Task goal ▸
Read the listing and extract each line that includes the word "true".

** START OF Exercise inputs **

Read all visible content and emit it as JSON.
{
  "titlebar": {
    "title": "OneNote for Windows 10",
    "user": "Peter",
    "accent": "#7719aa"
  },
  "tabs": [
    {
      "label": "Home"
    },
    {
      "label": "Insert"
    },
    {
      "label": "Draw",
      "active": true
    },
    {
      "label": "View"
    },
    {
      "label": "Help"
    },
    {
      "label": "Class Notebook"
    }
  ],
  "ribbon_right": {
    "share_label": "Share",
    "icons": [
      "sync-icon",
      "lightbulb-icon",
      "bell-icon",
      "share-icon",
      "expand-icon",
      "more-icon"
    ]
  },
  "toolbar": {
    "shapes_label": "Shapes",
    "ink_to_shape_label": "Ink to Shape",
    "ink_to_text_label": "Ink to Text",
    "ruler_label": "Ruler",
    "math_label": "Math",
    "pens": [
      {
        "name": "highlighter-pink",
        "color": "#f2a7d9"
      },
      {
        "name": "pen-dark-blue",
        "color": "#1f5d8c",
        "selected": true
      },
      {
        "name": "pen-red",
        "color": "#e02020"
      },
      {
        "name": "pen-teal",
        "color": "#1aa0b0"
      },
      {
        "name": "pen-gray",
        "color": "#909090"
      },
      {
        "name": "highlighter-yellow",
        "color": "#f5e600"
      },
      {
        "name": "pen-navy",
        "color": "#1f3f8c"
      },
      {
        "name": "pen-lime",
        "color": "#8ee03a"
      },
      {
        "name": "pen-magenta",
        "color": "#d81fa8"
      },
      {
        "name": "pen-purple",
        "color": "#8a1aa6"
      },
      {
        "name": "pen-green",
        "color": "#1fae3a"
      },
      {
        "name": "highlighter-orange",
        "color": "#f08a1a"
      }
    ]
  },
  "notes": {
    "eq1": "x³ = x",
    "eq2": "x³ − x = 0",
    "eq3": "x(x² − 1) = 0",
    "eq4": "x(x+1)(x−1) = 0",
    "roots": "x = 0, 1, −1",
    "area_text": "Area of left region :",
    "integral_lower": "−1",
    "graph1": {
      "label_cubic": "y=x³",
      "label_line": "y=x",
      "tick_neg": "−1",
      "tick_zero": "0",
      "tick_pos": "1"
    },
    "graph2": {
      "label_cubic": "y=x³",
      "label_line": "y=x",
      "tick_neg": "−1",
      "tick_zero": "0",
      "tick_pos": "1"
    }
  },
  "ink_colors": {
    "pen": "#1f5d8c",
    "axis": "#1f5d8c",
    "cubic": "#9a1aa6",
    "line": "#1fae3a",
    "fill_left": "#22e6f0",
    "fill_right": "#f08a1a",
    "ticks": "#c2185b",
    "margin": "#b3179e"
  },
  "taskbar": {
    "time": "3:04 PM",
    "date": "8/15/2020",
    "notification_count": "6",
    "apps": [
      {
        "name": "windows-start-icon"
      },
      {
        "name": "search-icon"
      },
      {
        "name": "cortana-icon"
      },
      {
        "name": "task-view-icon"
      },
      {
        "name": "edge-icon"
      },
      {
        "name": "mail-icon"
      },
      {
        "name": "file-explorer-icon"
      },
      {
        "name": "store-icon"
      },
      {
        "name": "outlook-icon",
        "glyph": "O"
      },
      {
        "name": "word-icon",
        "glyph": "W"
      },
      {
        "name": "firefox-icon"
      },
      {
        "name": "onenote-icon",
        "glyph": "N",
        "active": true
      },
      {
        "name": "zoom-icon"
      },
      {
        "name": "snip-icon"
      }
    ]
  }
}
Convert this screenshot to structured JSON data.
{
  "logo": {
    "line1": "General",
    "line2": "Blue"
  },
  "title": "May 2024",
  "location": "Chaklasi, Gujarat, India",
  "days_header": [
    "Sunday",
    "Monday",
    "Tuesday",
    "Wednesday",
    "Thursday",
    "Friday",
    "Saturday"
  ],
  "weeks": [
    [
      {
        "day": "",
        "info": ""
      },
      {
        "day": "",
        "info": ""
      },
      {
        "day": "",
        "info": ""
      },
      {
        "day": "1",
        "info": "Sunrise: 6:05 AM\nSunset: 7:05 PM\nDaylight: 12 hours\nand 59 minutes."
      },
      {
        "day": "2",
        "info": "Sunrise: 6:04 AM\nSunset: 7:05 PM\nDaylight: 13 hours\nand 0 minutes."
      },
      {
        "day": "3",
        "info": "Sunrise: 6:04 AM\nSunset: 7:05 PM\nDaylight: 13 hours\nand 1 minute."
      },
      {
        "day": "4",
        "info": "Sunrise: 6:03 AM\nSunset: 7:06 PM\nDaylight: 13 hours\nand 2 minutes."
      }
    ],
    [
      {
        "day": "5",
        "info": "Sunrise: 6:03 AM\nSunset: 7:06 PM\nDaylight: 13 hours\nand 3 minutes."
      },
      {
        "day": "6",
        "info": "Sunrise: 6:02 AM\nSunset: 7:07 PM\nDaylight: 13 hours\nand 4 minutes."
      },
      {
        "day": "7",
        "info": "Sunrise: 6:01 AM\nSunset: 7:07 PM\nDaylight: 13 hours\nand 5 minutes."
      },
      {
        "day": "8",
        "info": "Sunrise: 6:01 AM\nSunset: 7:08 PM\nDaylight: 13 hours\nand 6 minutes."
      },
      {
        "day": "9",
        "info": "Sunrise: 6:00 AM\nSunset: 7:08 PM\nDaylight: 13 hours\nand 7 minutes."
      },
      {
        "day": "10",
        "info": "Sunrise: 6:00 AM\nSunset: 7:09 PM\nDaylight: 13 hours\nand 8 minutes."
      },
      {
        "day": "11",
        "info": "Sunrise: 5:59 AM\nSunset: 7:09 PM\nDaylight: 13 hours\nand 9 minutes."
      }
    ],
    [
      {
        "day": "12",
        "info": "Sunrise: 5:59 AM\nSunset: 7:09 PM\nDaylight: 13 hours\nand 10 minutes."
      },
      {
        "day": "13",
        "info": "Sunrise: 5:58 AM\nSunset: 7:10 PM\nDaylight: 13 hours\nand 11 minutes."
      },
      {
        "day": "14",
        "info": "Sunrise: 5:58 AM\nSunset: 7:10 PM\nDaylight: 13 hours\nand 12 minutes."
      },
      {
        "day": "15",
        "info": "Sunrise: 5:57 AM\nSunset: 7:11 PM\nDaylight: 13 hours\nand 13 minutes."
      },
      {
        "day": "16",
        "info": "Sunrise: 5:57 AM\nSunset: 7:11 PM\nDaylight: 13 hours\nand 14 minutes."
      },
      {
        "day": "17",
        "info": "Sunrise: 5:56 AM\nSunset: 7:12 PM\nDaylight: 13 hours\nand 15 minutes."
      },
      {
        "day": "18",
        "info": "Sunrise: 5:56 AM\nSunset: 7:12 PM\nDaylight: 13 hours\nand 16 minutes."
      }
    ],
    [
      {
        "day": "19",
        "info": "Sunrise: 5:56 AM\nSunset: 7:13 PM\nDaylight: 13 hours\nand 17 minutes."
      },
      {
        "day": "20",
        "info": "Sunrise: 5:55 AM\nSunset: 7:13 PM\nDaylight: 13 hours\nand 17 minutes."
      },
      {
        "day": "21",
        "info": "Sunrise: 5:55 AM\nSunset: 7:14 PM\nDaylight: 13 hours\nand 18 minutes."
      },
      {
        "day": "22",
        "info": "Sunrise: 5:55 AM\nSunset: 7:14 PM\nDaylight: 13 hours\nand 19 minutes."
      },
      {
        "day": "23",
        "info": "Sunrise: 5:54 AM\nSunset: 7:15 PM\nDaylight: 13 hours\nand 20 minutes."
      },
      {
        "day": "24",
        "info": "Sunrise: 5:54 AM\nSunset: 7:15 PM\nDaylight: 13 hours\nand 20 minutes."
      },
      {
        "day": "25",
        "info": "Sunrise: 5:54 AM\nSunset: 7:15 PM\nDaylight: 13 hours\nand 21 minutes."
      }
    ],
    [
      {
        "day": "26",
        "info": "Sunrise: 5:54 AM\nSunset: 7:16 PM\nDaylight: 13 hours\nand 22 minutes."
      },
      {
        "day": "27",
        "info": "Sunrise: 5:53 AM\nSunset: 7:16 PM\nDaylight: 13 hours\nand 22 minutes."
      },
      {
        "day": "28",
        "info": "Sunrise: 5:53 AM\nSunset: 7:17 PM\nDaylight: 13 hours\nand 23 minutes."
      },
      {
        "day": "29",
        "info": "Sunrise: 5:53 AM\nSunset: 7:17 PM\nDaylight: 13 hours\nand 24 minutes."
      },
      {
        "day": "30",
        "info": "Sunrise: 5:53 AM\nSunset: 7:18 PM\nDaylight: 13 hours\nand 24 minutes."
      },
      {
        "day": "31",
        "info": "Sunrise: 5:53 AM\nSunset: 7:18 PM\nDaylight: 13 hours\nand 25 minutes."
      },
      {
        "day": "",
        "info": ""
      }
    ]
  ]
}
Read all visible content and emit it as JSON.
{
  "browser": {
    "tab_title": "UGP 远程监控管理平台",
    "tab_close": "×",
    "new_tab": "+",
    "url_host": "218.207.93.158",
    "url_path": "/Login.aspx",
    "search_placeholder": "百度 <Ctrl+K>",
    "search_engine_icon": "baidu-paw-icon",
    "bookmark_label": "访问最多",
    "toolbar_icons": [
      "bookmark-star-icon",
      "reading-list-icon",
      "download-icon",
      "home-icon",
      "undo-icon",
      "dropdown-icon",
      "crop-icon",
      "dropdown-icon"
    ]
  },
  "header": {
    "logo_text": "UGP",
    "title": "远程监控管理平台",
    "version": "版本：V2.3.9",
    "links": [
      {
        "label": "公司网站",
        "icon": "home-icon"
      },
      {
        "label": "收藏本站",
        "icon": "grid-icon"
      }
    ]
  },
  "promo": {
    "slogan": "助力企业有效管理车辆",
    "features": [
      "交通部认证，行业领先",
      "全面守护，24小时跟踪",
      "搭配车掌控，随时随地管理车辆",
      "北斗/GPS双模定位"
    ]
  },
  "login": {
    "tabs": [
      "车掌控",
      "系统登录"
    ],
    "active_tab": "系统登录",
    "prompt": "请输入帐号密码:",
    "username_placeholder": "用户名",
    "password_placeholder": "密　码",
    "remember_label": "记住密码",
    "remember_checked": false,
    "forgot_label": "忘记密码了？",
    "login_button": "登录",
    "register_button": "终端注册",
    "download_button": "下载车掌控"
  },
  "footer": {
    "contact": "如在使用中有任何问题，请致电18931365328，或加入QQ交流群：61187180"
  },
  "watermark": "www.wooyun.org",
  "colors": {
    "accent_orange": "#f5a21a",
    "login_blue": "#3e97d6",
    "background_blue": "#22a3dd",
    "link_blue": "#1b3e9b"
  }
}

** END OF Exercise inputs **

Solution to this task ▸
      "active": true
        "selected": true
        "active": true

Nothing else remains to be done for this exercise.